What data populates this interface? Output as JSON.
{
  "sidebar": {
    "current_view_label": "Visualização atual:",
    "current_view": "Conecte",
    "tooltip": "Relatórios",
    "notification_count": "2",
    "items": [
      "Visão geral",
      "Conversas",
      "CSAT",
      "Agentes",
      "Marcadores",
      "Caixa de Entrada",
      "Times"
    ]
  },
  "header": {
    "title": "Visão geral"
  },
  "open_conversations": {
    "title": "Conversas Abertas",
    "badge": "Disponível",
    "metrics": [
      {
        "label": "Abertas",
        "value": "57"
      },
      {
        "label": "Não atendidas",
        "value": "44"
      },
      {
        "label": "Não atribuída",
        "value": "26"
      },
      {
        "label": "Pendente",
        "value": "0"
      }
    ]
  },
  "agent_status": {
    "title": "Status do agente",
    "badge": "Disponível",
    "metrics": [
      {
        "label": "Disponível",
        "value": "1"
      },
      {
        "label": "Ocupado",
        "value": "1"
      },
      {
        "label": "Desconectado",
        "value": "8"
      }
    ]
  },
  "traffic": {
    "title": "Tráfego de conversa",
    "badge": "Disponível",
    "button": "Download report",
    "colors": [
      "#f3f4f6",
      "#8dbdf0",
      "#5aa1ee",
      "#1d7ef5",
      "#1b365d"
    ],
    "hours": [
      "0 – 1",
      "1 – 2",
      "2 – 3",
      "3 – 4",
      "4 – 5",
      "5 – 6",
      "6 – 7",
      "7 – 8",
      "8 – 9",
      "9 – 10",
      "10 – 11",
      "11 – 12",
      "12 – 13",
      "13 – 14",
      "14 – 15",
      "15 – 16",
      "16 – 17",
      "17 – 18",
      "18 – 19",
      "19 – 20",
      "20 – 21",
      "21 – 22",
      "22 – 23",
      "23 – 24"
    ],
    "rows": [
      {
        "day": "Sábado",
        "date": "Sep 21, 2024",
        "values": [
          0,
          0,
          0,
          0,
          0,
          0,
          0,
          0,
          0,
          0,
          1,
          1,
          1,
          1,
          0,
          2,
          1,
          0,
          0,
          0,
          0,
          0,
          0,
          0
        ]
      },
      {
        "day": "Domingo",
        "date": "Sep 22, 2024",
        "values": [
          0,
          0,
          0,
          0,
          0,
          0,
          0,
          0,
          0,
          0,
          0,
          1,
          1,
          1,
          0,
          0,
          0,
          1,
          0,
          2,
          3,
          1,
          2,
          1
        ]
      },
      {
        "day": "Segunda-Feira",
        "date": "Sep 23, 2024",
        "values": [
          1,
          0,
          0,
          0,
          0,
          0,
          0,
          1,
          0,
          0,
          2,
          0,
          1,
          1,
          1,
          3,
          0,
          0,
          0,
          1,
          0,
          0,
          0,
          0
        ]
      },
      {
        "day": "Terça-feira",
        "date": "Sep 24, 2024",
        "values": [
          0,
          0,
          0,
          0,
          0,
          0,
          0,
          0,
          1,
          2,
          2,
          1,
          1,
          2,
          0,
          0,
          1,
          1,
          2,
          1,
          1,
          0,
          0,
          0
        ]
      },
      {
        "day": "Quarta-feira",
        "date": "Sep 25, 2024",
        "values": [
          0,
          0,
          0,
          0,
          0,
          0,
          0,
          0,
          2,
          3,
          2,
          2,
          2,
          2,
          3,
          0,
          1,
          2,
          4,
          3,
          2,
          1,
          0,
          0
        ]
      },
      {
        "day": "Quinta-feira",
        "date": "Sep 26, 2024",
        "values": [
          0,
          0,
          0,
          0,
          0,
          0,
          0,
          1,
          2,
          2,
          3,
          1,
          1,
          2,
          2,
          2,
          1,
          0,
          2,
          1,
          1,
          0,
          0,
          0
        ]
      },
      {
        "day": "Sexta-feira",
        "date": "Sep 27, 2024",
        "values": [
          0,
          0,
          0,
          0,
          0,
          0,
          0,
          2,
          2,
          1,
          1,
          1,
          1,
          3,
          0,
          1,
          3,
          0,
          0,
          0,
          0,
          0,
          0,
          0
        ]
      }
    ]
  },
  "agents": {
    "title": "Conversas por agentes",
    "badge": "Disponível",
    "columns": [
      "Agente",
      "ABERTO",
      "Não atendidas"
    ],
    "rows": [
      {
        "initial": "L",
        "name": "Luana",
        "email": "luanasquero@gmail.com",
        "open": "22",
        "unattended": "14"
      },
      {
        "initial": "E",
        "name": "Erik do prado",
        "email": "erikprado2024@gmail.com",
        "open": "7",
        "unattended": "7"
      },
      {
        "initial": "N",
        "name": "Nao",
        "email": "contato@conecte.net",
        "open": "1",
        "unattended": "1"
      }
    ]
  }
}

********

# What is required:
What do the records say? Quote them all exactly.

# Result for this exercise:
What data populates this interface? Output as JSON.
{
  "sidebar": {
    "current_view_label": "Visualização atual:",
    "current_view": "Conecte",
    "tooltip": "Relatórios",
    "notification_count": "2",
    "items": [
      "Visão geral",
      "Conversas",
      "CSAT",
      "Agentes",
      "Marcadores",
      "Caixa de Entrada",
      "Times"
    ]
  },
  "header": {
    "title": "Visão geral"
  },
  "open_conversations": {
    "title": "Conversas Abertas",
    "badge": "Disponível",
    "metrics": [
      {
        "label": "Abertas",
        "value": "57"
      },
      {
        "label": "Não atendidas",
        "value": "44"
      },
      {
        "label": "Não atribuída",
        "value": "26"
      },
      {
        "label": "Pendente",
        "value": "0"
      }
    ]
  },
  "agent_status": {
    "title": "Status do agente",
    "badge": "Disponível",
    "metrics": [
      {
        "label": "Disponível",
        "value": "1"
      },
      {
        "label": "Ocupado",
        "value": "1"
      },
      {
        "label": "Desconectado",
        "value": "8"
      }
    ]
  },
  "traffic": {
    "title": "Tráfego de conversa",
    "badge": "Disponível",
    "button": "Download report",
    "colors": [
      "#f3f4f6",
      "#8dbdf0",
      "#5aa1ee",
      "#1d7ef5",
      "#1b365d"
    ],
    "hours": [
      "0 – 1",
      "1 – 2",
      "2 – 3",
      "3 – 4",
      "4 – 5",
      "5 – 6",
      "6 – 7",
      "7 – 8",
      "8 – 9",
      "9 – 10",
      "10 – 11",
      "11 – 12",
      "12 – 13",
      "13 – 14",
      "14 – 15",
      "15 – 16",
      "16 – 17",
      "17 – 18",
      "18 – 19",
      "19 – 20",
      "20 – 21",
      "21 – 22",
      "22 – 23",
      "23 – 24"
    ],
    "rows": [
      {
        "day": "Sábado",
        "date": "Sep 21, 2024",
        "values": [
          0,
          0,
          0,
          0,
          0,
          0,
          0,
          0,
          0,
          0,
          1,
          1,
          1,
          1,
          0,
          2,
          1,
          0,
          0,
          0,
          0,
          0,
          0,
          0
        ]
      },
      {
        "day": "Domingo",
        "date": "Sep 22, 2024",
        "values": [
          0,
          0,
          0,
          0,
          0,
          0,
          0,
          0,
          0,
          0,
          0,
          1,
          1,
          1,
          0,
          0,
          0,
          1,
          0,
          2,
          3,
          1,
          2,
          1
        ]
      },
      {
        "day": "Segunda-Feira",
        "date": "Sep 23, 2024",
        "values": [
          1,
          0,
          0,
          0,
          0,
          0,
          0,
          1,
          0,
          0,
          2,
          0,
          1,
          1,
          1,
          3,
          0,
          0,
          0,
          1,
          0,
          0,
          0,
          0
        ]
      },
      {
        "day": "Terça-feira",
        "date": "Sep 24, 2024",
        "values": [
          0,
          0,
          0,
          0,
          0,
          0,
          0,
          0,
          1,
          2,
          2,
          1,
          1,
          2,
          0,
          0,
          1,
          1,
          2,
          1,
          1,
          0,
          0,
          0
        ]
      },
      {
        "day": "Quarta-feira",
        "date": "Sep 25, 2024",
        "values": [
          0,
          0,
          0,
          0,
          0,
          0,
          0,
          0,
          2,
          3,
          2,
          2,
          2,
          2,
          3,
          0,
          1,
          2,
          4,
          3,
          2,
          1,
          0,
          0
        ]
      },
      {
        "day": "Quinta-feira",
        "date": "Sep 26, 2024",
        "values": [
          0,
          0,
          0,
          0,
          0,
          0,
          0,
          1,
          2,
          2,
          3,
          1,
          1,
          2,
          2,
          2,
          1,
          0,
          2,
          1,
          1,
          0,
          0,
          0
        ]
      },
      {
        "day": "Sexta-feira",
        "date": "Sep 27, 2024",
        "values": [
          0,
          0,
          0,
          0,
          0,
          0,
          0,
          2,
          2,
          1,
          1,
          1,
          1,
          3,
          0,
          1,
          3,
          0,
          0,
          0,
          0,
          0,
          0,
          0
        ]
      }
    ]
  },
  "agents": {
    "title": "Conversas por agentes",
    "badge": "Disponível",
    "columns": [
      "Agente",
      "ABERTO",
      "Não atendidas"
    ],
    "rows": [
      {
        "initial": "L",
        "name": "Luana",
        "email": "luanasquero@gmail.com",
        "open": "22",
        "unattended": "14"
      },
      {
        "initial": "E",
        "name": "Erik do prado",
        "email": "erikprado2024@gmail.com",
        "open": "7",
        "unattended": "7"
      },
      {
        "initial": "N",
        "name": "Nao",
        "email": "contato@conecte.net",
        "open": "1",
        "unattended": "1"
      }
    ]
  }
}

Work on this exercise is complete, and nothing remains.